Identify and pull out each line of the entries in which "verified" occurs.

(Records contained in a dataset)
------------

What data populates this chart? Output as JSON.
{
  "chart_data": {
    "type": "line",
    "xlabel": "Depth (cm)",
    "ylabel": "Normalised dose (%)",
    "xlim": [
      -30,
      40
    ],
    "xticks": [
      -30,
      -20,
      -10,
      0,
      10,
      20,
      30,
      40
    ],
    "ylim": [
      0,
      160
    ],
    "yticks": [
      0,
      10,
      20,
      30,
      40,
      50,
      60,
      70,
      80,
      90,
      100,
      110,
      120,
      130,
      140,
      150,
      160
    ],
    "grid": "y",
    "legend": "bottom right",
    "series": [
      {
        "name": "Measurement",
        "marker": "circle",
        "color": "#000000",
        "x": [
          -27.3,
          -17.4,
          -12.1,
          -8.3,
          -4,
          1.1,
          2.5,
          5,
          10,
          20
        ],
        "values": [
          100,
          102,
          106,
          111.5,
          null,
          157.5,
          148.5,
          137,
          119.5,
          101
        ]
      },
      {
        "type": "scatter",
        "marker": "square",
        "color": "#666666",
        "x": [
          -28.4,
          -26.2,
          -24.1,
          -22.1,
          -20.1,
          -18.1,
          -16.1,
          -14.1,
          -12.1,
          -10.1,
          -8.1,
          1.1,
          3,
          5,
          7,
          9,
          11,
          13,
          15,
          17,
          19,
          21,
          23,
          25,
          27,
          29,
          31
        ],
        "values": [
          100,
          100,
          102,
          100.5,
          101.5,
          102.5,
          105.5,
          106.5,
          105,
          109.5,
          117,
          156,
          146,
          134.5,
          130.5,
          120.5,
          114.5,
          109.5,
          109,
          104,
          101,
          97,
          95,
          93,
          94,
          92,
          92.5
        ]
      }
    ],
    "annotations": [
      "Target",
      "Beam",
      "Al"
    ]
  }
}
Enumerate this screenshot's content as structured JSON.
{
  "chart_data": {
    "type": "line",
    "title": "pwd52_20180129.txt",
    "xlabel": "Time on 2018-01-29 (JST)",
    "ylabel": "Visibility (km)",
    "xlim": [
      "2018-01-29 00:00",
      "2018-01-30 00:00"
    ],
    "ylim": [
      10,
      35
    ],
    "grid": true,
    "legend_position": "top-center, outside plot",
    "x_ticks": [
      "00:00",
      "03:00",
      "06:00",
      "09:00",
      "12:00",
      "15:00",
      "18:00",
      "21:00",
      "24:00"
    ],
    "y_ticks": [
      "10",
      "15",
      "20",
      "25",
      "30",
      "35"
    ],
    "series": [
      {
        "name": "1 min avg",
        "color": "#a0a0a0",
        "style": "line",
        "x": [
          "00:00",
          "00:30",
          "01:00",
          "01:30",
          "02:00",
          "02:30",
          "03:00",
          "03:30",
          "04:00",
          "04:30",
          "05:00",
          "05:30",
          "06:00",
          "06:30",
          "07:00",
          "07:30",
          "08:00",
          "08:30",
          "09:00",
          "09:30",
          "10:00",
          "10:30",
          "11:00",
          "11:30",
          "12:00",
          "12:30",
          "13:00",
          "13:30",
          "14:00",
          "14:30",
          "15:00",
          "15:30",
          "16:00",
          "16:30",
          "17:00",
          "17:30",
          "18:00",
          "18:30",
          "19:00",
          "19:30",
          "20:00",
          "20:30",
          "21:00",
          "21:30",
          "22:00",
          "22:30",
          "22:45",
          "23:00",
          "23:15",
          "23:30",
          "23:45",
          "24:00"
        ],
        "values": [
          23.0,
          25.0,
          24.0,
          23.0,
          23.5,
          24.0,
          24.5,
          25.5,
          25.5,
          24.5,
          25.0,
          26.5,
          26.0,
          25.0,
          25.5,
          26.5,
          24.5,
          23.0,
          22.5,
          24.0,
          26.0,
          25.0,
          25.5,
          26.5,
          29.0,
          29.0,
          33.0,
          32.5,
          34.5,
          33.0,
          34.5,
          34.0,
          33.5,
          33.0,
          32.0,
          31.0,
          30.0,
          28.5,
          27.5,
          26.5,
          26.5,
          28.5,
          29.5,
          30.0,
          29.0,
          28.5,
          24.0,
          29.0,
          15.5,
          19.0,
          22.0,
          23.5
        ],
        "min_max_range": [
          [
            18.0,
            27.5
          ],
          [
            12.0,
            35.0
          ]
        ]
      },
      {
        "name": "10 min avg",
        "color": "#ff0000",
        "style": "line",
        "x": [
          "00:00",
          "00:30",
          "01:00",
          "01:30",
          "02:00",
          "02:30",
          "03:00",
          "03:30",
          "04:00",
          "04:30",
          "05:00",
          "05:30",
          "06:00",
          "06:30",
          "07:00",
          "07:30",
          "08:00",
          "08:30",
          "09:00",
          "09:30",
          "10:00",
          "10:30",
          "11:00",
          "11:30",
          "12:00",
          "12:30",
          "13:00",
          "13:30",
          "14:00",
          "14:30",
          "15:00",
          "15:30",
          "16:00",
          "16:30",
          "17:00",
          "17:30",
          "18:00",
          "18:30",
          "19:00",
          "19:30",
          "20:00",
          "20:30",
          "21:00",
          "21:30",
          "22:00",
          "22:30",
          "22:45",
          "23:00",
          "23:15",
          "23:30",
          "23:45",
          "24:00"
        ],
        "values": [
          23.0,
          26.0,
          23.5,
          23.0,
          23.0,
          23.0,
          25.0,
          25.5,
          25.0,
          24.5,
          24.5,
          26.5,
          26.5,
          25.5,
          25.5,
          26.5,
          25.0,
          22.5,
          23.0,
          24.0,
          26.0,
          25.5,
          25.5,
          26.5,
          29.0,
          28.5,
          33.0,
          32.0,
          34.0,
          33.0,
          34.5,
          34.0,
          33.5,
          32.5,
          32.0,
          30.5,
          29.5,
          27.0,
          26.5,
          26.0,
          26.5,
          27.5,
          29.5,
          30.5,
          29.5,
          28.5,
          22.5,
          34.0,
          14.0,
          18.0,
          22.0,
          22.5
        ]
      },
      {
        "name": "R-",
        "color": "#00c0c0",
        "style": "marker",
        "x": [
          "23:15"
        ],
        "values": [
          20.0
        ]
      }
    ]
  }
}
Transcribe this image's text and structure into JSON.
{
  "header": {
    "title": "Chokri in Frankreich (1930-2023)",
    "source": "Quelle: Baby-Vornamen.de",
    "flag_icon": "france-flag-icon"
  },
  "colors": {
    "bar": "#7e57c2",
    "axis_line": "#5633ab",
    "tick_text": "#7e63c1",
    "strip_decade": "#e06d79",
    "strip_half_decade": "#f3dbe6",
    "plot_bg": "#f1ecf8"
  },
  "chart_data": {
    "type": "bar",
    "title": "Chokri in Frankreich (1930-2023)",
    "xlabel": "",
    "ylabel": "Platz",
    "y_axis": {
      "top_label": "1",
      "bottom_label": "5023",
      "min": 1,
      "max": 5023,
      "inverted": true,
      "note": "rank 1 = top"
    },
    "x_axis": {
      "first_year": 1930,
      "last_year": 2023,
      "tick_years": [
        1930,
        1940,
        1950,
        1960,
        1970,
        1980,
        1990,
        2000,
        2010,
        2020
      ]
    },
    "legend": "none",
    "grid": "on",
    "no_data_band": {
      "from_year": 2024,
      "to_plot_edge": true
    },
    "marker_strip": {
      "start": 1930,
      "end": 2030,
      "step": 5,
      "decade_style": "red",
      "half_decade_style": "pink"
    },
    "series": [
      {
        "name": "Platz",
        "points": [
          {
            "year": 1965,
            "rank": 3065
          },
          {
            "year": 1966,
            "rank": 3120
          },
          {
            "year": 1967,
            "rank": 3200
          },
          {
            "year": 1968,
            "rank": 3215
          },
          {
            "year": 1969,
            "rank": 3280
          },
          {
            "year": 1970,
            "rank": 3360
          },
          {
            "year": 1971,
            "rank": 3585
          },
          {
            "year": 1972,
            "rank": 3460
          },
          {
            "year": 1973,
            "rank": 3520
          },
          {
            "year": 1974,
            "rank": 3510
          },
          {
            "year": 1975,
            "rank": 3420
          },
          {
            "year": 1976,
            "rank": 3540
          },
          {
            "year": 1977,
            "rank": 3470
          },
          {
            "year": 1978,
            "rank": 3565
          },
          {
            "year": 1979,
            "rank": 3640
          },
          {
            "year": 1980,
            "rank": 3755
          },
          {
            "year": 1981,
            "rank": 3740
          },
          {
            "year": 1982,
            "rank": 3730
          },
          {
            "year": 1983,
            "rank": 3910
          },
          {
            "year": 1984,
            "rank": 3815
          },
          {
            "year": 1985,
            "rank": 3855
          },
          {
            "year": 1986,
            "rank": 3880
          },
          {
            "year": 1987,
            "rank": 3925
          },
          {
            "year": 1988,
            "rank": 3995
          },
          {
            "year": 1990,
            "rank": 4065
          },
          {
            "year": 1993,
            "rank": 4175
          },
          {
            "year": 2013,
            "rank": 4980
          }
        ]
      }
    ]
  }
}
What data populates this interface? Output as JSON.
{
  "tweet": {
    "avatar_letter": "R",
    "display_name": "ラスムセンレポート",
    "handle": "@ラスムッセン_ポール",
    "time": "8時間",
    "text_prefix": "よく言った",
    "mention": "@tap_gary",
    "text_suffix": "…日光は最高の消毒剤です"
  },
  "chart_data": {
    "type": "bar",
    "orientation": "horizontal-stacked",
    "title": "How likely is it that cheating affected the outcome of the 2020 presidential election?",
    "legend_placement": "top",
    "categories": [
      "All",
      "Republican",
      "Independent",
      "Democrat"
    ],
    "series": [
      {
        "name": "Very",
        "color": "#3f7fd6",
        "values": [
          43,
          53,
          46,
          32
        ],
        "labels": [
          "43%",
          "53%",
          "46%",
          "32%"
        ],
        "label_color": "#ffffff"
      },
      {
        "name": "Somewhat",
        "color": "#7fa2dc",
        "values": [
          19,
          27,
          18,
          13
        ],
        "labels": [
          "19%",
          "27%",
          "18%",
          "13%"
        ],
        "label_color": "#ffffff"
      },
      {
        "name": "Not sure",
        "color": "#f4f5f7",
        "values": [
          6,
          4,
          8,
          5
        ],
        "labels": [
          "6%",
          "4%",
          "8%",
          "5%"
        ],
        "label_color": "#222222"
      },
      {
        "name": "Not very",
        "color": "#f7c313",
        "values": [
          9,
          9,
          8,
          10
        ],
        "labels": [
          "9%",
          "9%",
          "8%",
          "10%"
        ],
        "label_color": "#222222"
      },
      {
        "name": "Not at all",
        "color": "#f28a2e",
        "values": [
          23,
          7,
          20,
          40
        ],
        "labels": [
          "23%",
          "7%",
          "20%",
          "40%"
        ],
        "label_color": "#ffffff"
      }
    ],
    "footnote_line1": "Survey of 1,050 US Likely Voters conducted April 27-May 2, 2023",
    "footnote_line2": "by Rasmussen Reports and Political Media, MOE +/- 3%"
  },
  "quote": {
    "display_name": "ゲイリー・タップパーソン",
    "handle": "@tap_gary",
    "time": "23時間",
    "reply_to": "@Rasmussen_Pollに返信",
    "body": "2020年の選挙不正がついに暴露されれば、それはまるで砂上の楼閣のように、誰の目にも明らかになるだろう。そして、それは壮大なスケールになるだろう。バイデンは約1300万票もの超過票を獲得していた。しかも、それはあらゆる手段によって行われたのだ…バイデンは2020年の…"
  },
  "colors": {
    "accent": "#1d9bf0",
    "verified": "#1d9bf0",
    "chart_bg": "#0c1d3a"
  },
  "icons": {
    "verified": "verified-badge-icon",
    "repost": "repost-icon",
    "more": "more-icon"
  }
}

------------

* _ANSWER FOR THE TASK_:
    "verified": "#1d9bf0",
    "verified": "verified-badge-icon",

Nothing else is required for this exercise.